• RECORDS FOR THIS EXERCISE:
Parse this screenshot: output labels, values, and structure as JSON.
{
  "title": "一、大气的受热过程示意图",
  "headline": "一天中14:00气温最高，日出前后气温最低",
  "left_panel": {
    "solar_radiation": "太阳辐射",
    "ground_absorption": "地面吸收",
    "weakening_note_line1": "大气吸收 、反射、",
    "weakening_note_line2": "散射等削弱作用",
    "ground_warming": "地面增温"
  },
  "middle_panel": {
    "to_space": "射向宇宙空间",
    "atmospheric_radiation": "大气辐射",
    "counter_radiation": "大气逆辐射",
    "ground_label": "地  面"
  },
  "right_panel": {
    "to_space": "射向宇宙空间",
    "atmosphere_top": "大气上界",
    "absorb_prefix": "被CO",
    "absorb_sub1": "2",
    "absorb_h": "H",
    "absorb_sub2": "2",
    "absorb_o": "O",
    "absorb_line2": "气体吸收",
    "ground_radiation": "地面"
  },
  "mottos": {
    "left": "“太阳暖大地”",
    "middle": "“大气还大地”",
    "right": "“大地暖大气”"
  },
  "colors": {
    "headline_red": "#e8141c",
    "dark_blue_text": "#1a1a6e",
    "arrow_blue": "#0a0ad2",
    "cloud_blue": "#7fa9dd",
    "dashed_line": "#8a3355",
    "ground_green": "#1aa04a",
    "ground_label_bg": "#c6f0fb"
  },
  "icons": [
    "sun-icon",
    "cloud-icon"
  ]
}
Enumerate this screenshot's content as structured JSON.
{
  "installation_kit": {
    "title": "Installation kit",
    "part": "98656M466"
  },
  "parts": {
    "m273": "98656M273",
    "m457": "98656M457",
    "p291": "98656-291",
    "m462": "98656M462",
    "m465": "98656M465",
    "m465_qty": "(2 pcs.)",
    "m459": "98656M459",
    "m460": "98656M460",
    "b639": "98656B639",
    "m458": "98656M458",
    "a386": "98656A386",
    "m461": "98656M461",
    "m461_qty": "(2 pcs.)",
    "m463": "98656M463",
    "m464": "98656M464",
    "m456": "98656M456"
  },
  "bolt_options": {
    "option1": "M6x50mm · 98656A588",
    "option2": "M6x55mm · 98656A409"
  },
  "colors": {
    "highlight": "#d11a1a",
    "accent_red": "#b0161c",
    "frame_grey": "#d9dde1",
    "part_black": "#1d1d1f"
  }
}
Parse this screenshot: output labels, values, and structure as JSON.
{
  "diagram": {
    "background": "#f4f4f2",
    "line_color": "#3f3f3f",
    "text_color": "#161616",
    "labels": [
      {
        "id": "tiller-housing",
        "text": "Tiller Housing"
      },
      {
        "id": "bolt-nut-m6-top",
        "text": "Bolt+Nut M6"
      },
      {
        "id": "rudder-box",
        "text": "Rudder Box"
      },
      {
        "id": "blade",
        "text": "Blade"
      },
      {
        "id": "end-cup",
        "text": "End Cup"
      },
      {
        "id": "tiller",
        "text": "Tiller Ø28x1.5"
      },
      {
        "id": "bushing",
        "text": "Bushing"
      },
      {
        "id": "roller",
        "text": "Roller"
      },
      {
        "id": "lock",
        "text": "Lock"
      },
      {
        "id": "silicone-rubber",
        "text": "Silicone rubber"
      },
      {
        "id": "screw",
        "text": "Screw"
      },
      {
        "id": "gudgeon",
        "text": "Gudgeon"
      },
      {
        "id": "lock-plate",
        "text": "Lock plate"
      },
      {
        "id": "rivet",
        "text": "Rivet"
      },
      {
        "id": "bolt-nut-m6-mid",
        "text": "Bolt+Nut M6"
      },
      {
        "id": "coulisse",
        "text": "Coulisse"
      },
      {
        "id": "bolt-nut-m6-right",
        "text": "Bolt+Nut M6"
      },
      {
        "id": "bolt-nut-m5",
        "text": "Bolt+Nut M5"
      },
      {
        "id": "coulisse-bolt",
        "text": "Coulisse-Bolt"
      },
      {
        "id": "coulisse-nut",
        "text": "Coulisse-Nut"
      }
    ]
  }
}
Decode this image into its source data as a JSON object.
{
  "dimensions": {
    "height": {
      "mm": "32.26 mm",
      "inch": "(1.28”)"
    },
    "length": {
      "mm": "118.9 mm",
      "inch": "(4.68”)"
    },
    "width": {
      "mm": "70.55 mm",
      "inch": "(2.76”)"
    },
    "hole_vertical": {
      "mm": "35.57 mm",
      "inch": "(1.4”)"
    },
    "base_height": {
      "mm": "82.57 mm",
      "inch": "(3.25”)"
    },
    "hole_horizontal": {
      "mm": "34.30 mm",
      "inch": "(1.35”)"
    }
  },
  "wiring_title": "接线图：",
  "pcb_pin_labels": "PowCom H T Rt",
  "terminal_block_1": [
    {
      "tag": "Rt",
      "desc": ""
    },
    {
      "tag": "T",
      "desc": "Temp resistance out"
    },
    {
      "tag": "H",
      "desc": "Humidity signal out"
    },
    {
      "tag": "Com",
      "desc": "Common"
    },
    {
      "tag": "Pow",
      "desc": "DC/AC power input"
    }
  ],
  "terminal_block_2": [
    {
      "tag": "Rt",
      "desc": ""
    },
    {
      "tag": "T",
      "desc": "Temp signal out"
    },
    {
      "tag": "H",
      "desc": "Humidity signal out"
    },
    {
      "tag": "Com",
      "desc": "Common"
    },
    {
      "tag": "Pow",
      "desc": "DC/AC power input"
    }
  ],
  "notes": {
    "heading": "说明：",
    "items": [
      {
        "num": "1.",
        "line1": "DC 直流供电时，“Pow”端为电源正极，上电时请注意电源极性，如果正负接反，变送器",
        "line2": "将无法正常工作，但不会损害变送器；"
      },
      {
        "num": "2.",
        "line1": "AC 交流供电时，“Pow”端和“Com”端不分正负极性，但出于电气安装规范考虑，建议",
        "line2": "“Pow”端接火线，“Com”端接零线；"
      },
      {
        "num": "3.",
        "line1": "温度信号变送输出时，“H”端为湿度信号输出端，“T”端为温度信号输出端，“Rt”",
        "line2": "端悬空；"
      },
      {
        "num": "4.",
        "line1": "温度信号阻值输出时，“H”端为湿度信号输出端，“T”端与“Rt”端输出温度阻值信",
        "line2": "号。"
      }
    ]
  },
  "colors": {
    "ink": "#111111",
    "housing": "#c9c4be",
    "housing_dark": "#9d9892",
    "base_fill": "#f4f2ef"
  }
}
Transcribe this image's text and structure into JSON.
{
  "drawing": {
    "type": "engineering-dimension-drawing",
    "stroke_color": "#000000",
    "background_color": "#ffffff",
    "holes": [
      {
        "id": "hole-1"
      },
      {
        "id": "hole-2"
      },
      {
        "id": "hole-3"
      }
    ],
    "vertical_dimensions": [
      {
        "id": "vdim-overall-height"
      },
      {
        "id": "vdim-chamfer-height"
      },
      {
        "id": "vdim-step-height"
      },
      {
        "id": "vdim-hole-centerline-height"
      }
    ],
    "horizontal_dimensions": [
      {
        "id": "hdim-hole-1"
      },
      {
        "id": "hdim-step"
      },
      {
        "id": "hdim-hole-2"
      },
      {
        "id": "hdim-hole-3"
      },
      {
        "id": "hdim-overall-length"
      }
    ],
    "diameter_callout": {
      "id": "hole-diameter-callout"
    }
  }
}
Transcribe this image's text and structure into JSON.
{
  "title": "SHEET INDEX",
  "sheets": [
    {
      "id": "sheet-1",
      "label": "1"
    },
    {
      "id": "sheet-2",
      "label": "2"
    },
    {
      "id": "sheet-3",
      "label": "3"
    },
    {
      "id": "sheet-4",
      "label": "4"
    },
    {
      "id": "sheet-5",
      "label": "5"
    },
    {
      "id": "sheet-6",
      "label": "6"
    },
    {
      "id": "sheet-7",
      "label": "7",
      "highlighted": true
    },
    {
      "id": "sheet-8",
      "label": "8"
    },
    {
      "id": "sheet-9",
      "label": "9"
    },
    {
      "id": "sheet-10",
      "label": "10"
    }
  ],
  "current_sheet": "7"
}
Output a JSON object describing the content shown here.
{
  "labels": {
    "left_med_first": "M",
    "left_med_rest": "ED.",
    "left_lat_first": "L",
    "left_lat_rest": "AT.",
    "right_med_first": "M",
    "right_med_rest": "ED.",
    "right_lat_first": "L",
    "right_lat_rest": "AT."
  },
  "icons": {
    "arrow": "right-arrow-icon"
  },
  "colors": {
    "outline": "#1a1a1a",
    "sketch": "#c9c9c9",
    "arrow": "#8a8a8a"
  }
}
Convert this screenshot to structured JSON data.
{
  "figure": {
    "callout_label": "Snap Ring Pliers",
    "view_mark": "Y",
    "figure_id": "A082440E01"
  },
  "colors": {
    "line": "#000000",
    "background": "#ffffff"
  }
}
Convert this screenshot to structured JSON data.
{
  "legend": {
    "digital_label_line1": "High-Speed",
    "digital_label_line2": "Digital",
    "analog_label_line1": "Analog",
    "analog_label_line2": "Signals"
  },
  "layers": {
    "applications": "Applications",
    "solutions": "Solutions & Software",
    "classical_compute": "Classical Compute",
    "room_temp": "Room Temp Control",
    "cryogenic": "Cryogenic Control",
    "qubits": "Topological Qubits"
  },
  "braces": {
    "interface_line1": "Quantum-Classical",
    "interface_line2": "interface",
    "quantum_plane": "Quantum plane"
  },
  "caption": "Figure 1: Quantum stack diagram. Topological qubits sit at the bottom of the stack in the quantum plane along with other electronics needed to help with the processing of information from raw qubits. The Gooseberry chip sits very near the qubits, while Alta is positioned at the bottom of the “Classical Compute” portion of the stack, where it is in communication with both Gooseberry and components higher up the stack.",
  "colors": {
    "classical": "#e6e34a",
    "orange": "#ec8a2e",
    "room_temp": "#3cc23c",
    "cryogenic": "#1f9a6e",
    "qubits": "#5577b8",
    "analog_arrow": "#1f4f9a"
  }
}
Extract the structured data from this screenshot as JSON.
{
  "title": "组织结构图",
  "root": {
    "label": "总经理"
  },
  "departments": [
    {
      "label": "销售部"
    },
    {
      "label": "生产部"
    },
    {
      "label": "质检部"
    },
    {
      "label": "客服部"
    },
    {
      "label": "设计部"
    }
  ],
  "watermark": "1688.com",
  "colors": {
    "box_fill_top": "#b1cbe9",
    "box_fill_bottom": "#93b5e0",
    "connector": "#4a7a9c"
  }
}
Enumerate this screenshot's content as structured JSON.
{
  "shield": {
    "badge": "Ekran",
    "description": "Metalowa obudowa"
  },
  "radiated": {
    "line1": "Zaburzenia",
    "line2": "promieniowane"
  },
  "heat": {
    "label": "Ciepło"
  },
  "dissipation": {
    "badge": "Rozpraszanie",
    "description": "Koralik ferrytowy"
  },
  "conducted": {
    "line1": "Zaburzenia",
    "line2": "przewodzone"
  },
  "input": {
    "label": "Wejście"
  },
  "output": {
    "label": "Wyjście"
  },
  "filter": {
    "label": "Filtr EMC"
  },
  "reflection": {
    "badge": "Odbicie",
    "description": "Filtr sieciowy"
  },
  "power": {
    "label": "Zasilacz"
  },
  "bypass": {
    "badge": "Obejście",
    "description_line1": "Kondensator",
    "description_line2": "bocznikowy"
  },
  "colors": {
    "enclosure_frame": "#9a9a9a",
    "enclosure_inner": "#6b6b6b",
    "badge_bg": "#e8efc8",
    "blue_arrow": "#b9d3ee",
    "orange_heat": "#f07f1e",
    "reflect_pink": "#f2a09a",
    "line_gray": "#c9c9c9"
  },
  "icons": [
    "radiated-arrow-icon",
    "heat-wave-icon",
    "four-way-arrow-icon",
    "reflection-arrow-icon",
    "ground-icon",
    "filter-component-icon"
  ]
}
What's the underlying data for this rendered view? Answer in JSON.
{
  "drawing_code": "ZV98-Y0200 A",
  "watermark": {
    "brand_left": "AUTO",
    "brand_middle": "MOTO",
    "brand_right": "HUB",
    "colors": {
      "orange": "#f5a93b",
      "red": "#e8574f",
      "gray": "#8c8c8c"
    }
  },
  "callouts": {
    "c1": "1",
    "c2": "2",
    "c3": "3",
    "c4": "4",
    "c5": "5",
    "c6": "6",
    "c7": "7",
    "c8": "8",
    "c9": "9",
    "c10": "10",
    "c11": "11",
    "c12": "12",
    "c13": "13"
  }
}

• EXERCISE OBJECTIVE: Read the data above and count the lines that include "Control". Answer only with the count.

• WRITTEN ANSWER: 2